(Figure content listings)
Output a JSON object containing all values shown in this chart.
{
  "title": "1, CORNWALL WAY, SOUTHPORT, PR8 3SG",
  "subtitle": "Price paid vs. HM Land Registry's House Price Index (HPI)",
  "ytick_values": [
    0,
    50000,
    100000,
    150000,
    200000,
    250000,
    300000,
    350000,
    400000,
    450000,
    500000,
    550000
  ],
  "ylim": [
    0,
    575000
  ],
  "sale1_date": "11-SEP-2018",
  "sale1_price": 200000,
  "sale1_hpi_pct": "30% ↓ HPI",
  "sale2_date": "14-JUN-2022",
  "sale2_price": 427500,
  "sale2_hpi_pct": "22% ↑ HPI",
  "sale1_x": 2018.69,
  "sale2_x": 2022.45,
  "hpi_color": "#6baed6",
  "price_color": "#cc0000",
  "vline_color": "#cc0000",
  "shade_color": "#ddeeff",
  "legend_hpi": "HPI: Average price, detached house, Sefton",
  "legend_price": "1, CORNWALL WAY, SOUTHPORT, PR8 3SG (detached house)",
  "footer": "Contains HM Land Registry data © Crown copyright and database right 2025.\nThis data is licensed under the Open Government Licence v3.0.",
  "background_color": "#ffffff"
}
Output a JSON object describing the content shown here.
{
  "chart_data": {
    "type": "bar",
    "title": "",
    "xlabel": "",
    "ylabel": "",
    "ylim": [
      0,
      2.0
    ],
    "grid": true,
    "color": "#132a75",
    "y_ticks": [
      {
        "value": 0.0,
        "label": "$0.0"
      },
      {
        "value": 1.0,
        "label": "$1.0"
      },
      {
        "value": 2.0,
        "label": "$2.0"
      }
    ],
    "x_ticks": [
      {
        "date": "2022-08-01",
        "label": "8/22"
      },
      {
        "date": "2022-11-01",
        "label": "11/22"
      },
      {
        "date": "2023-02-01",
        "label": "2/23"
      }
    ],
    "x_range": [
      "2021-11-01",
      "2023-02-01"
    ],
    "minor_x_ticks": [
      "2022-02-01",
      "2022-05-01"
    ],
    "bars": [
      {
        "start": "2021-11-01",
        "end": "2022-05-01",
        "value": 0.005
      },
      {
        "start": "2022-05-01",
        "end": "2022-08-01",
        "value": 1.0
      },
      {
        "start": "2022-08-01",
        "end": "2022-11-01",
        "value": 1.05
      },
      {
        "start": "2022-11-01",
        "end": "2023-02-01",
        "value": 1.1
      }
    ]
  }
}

■ What you need to do
Your output consists solely of the lines from the one with "Output a JSON object describing" through the last line, copied exactly.

■ Output for this task
Output a JSON object describing the content shown here.
{
  "chart_data": {
    "type": "bar",
    "title": "",
    "xlabel": "",
    "ylabel": "",
    "ylim": [
      0,
      2.0
    ],
    "grid": true,
    "color": "#132a75",
    "y_ticks": [
      {
        "value": 0.0,
        "label": "$0.0"
      },
      {
        "value": 1.0,
        "label": "$1.0"
      },
      {
        "value": 2.0,
        "label": "$2.0"
      }
    ],
    "x_ticks": [
      {
        "date": "2022-08-01",
        "label": "8/22"
      },
      {
        "date": "2022-11-01",
        "label": "11/22"
      },
      {
        "date": "2023-02-01",
        "label": "2/23"
      }
    ],
    "x_range": [
      "2021-11-01",
      "2023-02-01"
    ],
    "minor_x_ticks": [
      "2022-02-01",
      "2022-05-01"
    ],
    "bars": [
      {
        "start": "2021-11-01",
        "end": "2022-05-01",
        "value": 0.005
      },
      {
        "start": "2022-05-01",
        "end": "2022-08-01",
        "value": 1.0
      },
      {
        "start": "2022-08-01",
        "end": "2022-11-01",
        "value": 1.05
      },
      {
        "start": "2022-11-01",
        "end": "2023-02-01",
        "value": 1.1
      }
    ]
  }
}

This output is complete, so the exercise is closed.